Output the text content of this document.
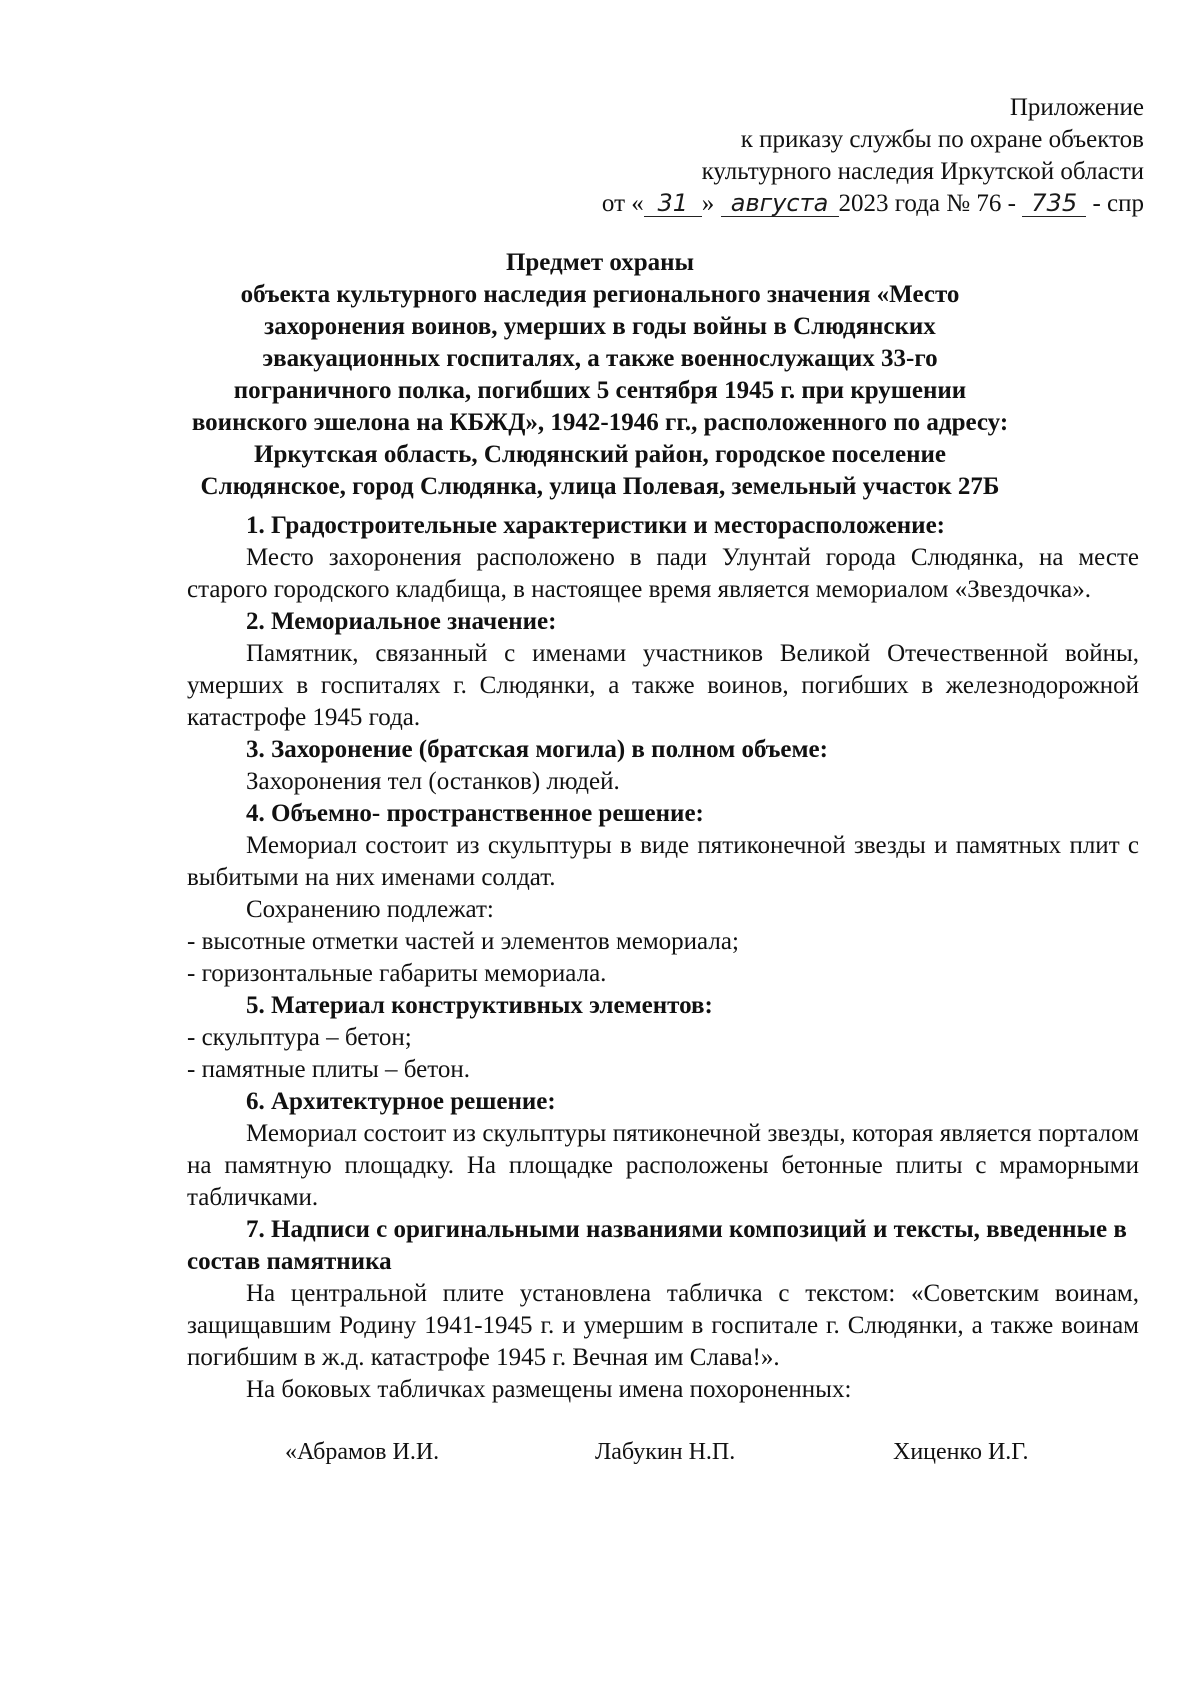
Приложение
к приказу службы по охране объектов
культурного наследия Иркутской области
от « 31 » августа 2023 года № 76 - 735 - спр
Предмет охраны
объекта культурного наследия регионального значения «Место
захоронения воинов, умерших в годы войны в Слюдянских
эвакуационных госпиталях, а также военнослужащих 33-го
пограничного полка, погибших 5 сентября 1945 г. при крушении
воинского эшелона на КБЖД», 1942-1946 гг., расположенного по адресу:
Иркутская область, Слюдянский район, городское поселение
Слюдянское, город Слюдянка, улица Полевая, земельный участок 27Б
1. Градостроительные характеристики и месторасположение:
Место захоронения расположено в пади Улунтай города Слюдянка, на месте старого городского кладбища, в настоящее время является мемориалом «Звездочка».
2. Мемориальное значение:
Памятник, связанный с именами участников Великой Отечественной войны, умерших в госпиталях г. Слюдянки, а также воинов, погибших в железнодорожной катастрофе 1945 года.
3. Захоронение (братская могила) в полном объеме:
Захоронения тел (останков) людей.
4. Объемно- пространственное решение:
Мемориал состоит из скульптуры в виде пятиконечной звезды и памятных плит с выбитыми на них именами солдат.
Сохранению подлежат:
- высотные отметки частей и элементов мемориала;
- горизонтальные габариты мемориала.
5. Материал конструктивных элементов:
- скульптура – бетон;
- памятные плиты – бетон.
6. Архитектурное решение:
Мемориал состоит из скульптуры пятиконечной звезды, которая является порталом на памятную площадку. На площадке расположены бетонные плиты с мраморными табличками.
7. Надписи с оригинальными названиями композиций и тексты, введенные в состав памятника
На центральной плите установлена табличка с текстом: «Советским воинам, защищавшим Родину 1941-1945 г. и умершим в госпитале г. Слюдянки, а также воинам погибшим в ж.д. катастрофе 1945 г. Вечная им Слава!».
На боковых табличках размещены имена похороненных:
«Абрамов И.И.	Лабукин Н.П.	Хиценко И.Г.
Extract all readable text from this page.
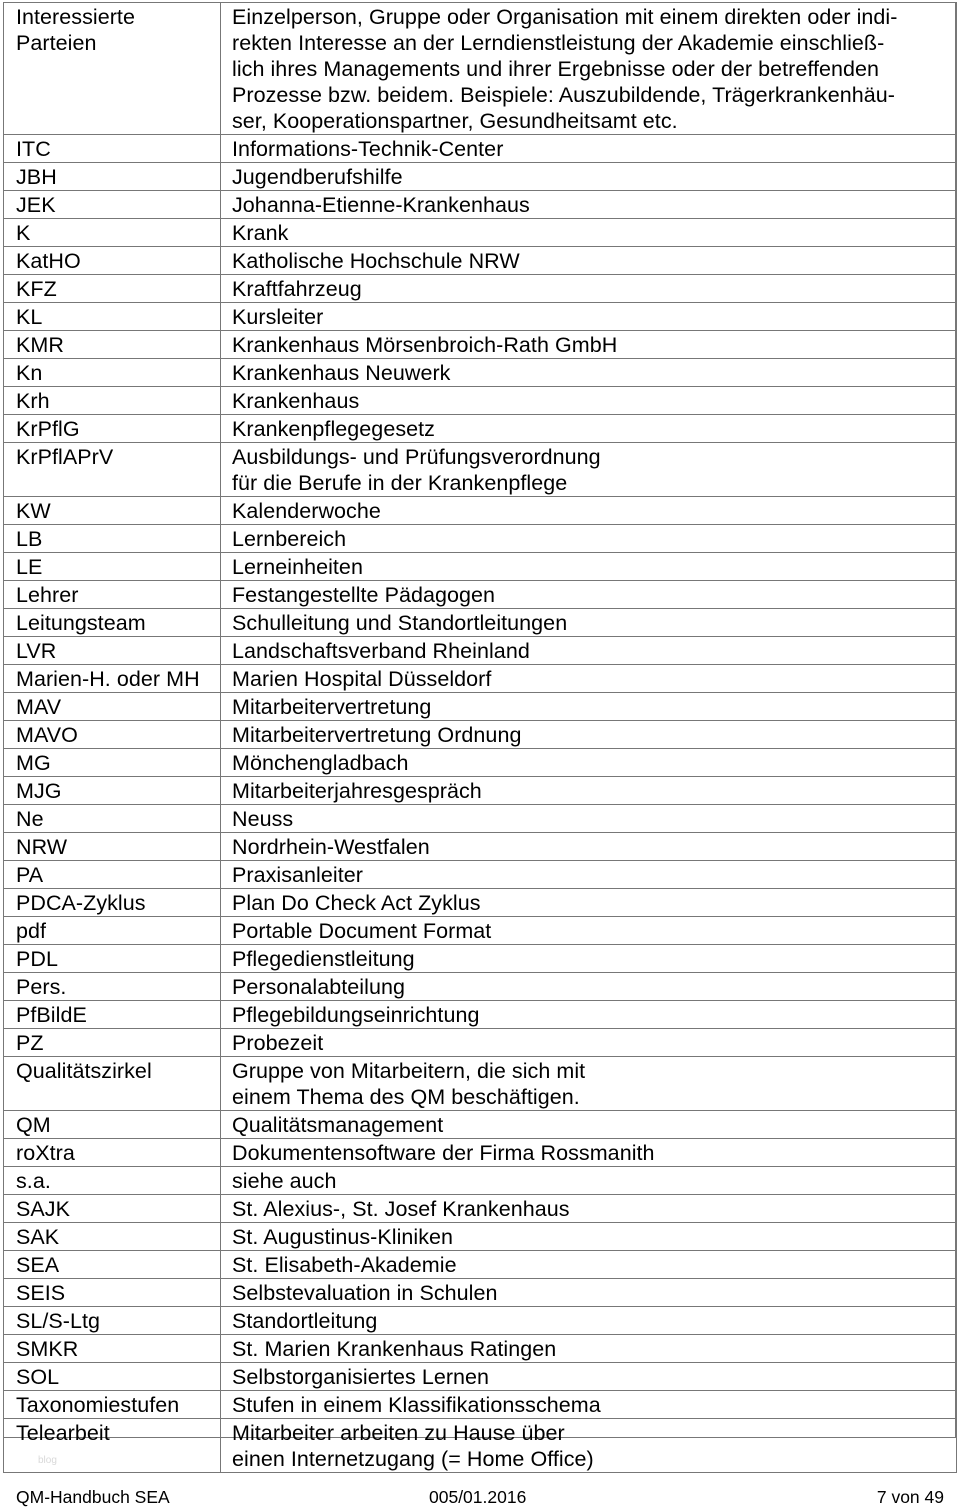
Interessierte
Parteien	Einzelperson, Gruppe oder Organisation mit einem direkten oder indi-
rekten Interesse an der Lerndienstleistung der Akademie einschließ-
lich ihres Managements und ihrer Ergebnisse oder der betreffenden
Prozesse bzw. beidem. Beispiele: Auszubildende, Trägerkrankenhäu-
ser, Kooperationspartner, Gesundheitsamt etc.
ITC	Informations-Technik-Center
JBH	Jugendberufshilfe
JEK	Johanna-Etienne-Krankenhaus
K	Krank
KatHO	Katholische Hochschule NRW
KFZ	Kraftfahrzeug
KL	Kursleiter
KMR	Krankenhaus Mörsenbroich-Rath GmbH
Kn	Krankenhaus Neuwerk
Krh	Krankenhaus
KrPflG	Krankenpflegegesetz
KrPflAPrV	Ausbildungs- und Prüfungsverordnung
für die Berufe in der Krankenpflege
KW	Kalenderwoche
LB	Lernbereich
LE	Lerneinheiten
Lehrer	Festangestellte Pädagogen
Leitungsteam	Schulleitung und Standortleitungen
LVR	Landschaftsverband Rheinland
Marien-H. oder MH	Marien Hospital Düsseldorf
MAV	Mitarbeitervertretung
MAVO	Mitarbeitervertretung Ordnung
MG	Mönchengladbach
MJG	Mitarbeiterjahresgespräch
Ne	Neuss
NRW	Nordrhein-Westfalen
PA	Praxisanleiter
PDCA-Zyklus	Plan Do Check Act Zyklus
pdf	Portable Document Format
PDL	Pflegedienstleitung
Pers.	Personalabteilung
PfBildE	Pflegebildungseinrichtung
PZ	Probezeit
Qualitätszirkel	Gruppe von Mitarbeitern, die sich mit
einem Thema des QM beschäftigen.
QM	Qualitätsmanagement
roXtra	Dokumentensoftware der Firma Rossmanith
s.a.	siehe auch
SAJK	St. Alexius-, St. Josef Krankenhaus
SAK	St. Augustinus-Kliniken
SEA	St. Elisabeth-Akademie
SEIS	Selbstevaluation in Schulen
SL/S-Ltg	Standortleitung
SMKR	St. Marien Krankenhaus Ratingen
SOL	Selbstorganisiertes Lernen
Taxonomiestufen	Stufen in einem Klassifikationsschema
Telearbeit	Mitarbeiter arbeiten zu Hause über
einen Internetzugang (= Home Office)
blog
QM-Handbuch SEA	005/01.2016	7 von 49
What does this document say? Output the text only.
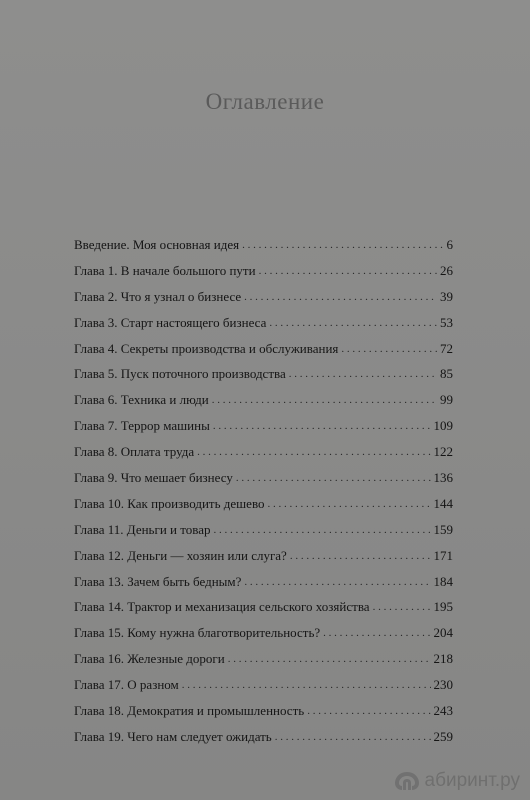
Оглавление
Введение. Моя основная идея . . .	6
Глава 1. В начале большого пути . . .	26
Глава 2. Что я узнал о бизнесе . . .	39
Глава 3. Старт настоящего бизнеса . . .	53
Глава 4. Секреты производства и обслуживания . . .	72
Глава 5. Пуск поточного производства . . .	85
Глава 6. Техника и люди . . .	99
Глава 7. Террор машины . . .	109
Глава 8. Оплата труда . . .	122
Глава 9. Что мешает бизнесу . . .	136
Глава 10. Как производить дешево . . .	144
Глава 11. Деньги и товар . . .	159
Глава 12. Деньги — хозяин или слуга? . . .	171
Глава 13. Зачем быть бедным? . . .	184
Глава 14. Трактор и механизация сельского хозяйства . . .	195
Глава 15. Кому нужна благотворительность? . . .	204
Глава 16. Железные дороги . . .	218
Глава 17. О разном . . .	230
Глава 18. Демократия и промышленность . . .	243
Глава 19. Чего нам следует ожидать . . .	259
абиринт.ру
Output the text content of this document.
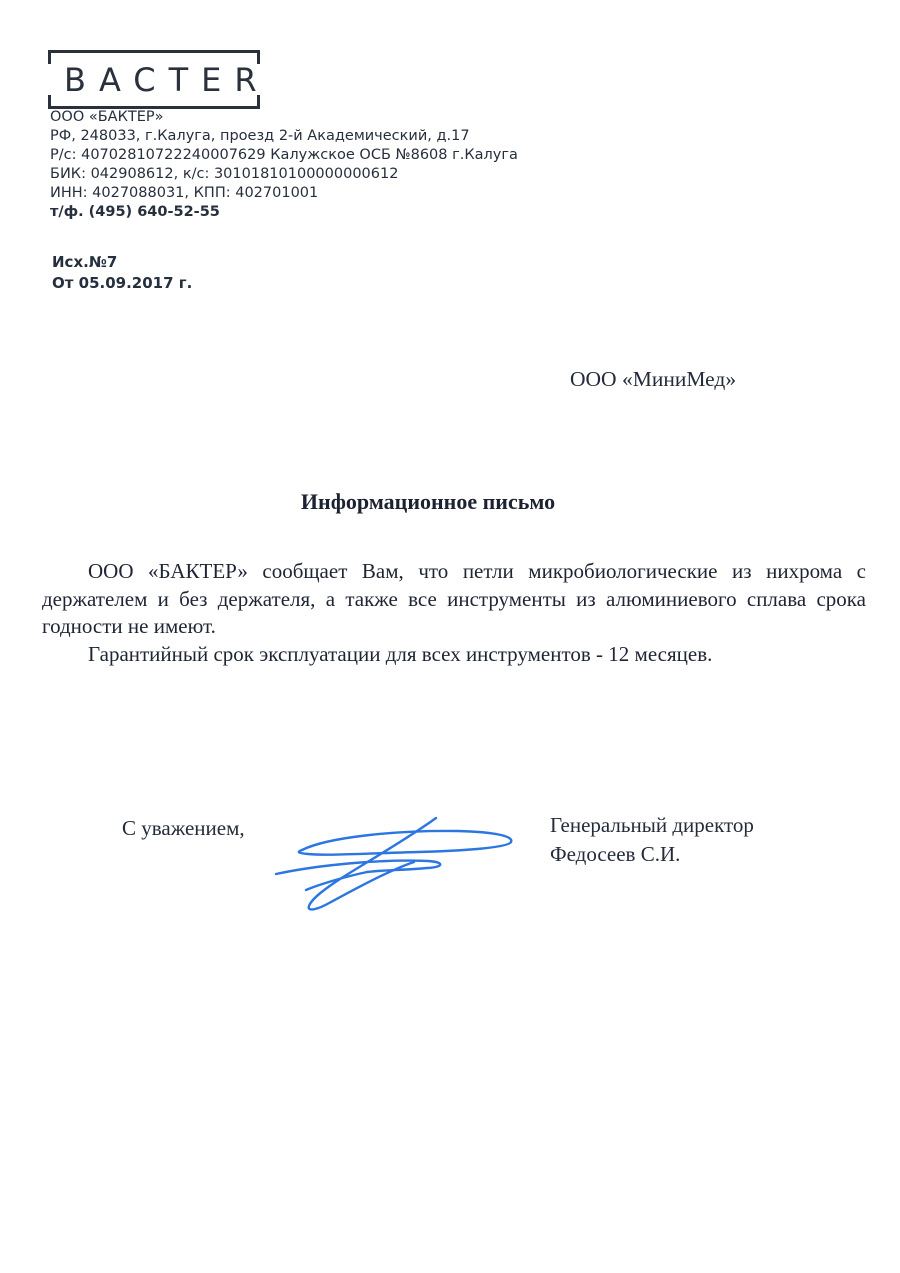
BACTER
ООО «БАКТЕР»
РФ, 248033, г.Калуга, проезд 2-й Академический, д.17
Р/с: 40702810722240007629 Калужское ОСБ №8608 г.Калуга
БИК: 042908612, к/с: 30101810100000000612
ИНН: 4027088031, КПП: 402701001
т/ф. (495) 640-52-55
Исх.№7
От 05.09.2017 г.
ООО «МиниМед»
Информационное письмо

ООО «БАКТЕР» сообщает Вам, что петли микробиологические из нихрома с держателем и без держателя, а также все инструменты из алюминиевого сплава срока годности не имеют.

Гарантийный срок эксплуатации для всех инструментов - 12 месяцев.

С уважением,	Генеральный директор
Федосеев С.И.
◇ ◇ ◇
Task
Scan the lines above for "Деньги", then copy every one that has it.

Solution to this task
Глава 11. Деньги и товар . . .	159
Глава 12. Деньги — хозяин или слуга? . . .	171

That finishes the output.